**SHORT TASK:**
Scan the records for the string "instruction"; copy each line where it occurs.

==== MATERIALS PROVIDED ====

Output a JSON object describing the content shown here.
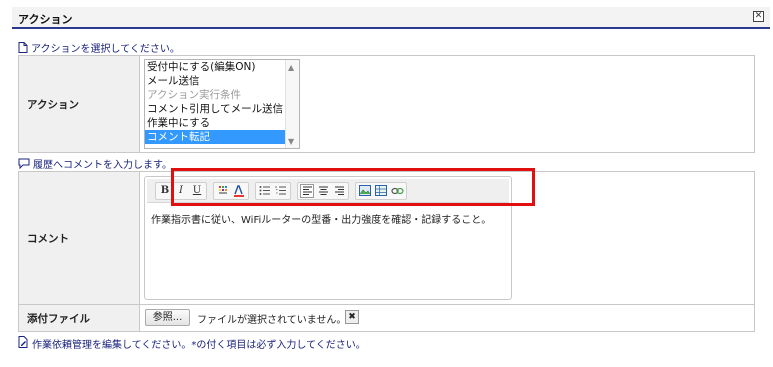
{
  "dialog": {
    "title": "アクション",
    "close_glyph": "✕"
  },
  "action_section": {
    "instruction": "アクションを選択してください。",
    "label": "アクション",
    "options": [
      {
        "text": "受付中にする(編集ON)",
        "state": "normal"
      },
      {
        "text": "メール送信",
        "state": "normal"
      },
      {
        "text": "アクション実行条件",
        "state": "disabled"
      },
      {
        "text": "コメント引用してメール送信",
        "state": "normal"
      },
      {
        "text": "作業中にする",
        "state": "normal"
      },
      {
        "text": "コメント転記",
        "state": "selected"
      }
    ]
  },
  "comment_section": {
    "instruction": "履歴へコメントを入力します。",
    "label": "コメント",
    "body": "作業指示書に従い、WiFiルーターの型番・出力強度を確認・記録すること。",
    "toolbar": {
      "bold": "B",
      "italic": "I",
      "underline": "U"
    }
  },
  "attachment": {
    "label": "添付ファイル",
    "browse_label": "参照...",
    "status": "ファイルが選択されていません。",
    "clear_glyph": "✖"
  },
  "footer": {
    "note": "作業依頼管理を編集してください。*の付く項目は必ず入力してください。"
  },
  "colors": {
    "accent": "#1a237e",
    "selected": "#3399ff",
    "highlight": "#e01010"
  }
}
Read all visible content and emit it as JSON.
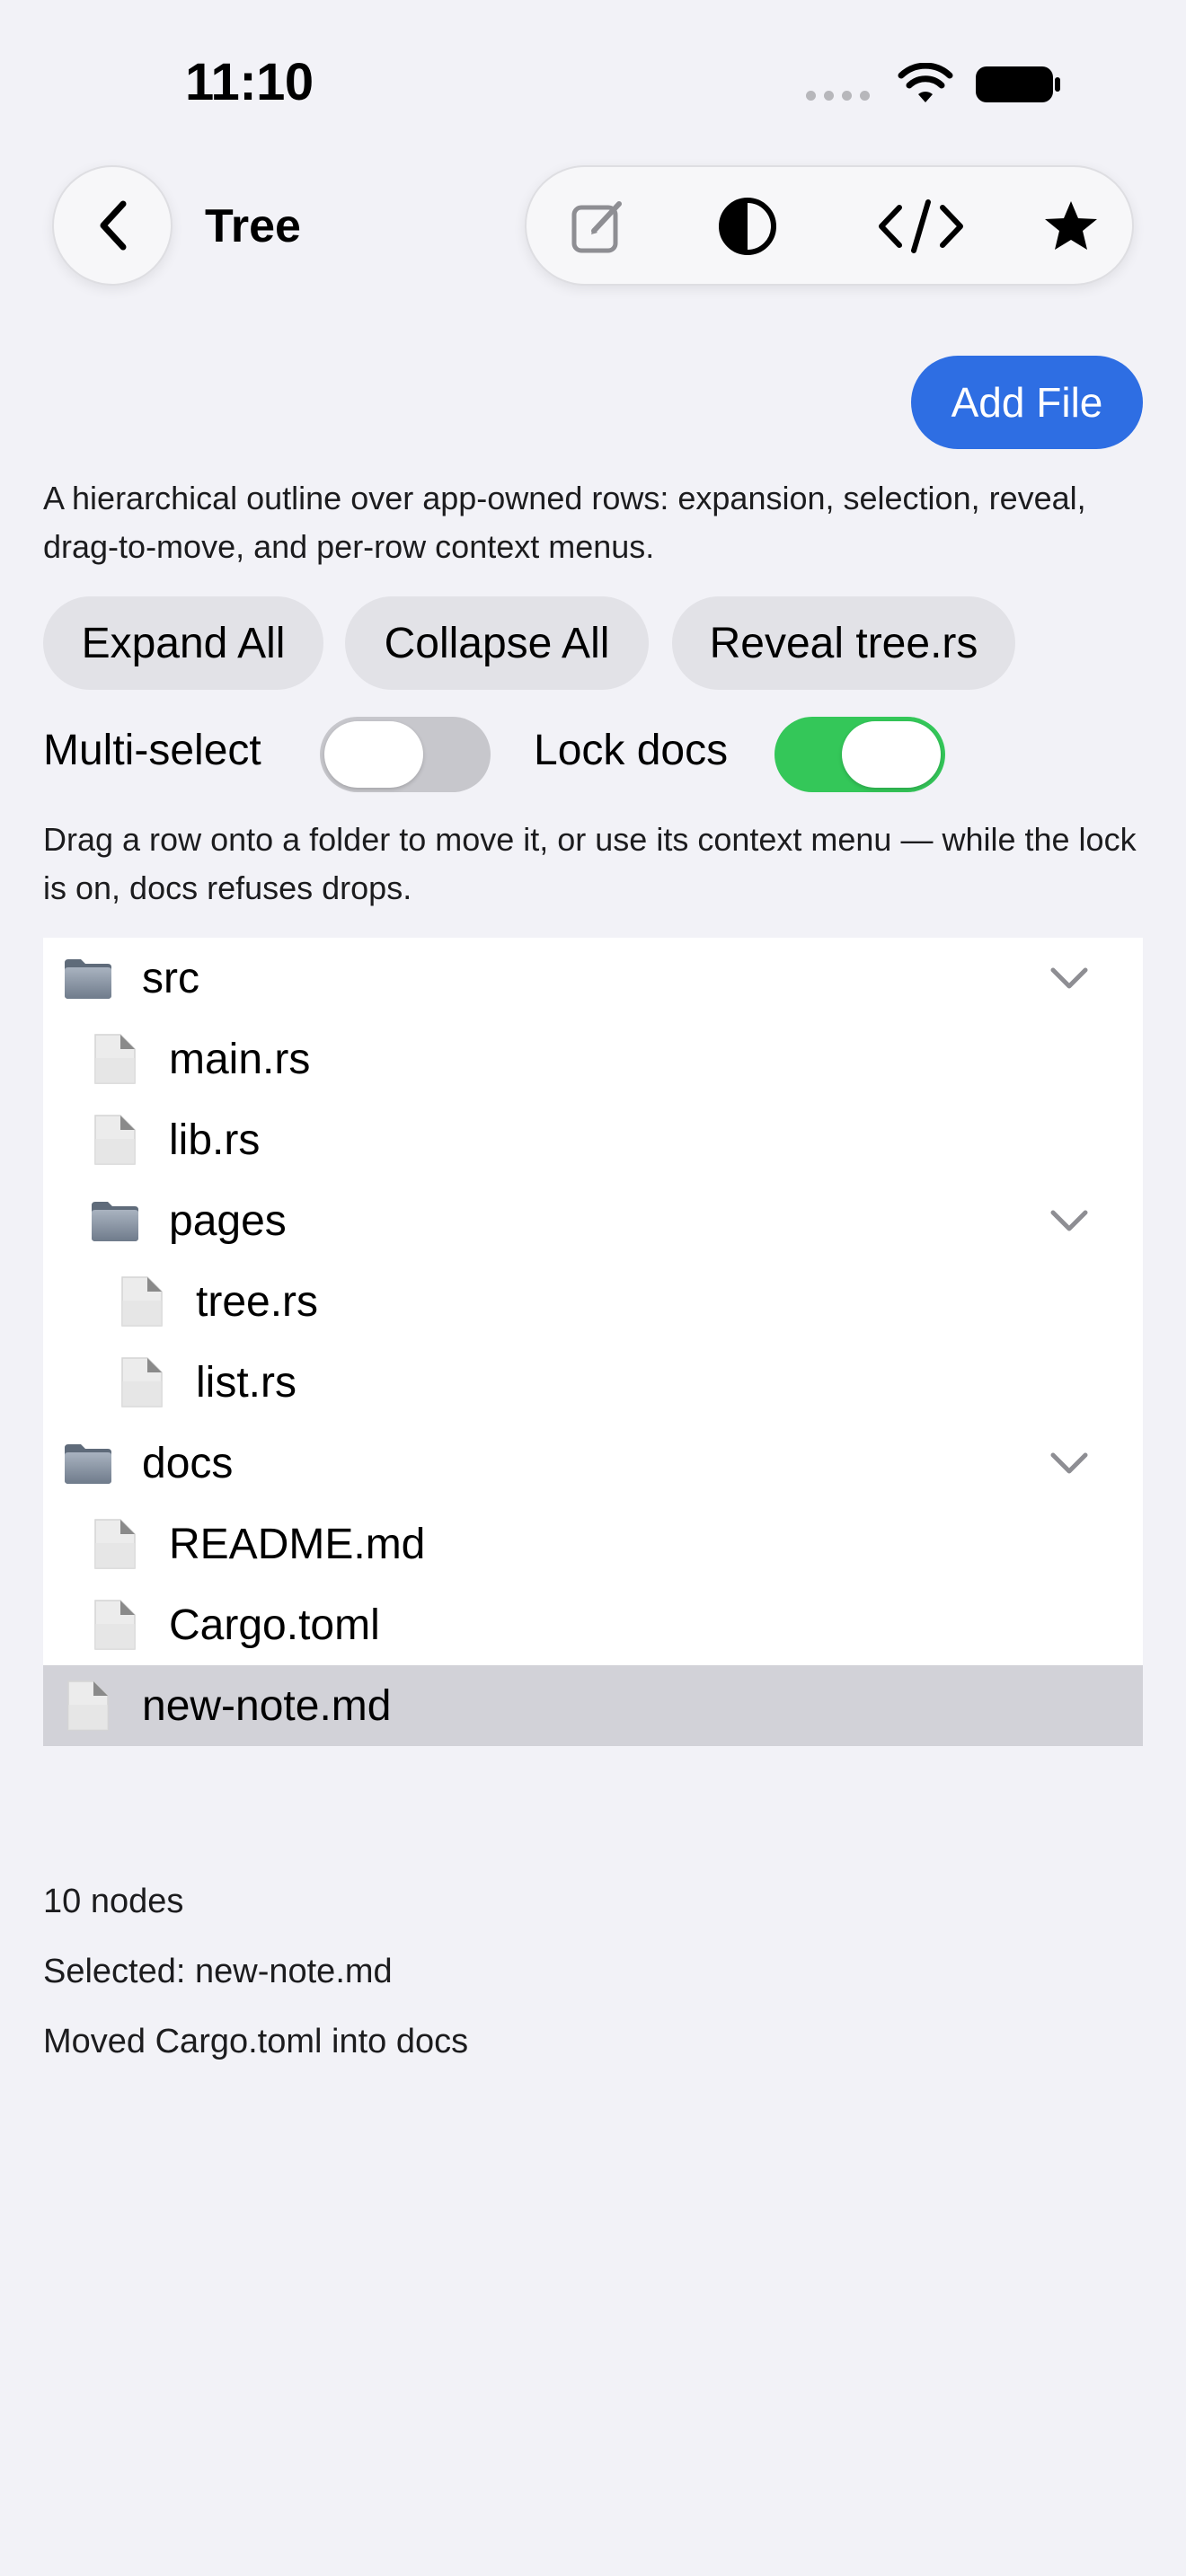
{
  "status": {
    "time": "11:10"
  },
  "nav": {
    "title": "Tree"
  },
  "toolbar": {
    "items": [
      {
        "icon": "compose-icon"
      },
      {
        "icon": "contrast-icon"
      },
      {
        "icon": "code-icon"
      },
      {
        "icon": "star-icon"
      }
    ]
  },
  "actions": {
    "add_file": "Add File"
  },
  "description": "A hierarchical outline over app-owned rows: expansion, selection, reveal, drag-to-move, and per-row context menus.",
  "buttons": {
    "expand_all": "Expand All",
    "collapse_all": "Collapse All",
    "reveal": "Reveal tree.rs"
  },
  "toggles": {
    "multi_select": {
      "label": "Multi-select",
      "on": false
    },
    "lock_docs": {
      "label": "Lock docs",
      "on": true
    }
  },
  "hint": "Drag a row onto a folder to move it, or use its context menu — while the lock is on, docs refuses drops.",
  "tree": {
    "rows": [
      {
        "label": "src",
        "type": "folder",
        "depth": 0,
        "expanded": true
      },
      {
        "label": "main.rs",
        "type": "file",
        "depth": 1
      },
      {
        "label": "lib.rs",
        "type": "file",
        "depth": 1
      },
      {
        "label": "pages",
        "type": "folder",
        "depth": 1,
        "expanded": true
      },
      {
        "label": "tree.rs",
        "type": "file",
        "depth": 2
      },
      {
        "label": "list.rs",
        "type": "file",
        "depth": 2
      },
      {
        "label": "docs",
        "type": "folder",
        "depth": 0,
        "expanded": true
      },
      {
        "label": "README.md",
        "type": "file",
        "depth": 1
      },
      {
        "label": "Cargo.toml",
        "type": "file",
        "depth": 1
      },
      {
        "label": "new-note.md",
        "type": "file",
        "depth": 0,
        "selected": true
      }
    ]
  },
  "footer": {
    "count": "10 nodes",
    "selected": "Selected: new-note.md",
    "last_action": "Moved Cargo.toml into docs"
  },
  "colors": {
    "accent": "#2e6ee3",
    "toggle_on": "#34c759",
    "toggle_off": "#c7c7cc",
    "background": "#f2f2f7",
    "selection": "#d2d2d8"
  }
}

====
==== MATERIALS PROVIDED ====

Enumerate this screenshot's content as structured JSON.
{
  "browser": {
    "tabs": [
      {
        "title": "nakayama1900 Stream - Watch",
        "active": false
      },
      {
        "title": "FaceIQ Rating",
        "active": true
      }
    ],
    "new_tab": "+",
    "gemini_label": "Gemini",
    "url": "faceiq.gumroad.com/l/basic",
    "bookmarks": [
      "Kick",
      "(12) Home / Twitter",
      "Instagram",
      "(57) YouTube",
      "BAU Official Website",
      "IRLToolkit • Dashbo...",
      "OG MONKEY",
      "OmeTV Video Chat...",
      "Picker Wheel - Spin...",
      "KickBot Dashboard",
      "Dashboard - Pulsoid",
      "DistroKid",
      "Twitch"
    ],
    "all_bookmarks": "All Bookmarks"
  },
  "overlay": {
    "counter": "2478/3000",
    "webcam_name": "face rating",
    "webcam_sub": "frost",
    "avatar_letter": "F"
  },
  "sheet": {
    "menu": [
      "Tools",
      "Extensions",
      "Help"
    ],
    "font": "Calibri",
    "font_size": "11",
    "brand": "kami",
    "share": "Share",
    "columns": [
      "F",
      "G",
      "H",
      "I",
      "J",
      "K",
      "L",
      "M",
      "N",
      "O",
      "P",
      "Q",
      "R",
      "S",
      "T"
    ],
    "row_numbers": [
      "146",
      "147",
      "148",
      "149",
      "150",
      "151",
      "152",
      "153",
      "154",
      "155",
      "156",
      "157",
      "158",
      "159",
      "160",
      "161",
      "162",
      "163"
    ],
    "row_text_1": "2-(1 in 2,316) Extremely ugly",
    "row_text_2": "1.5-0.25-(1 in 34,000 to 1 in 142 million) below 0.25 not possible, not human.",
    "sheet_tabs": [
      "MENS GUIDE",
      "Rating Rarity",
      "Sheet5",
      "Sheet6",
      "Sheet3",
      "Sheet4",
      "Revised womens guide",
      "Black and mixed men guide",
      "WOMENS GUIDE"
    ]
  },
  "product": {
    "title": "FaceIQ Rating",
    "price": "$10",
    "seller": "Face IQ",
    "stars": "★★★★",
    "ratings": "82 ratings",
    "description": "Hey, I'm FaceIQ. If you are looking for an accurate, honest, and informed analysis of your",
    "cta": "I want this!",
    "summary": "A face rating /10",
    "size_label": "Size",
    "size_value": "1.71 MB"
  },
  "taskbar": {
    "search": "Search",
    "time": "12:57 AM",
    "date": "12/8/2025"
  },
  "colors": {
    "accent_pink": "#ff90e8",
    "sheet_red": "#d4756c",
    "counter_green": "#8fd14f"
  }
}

====

**SOLUTION FOR THIS TASK:**
    "instruction": "アクションを選択してください。",
    "instruction": "履歴へコメントを入力します。",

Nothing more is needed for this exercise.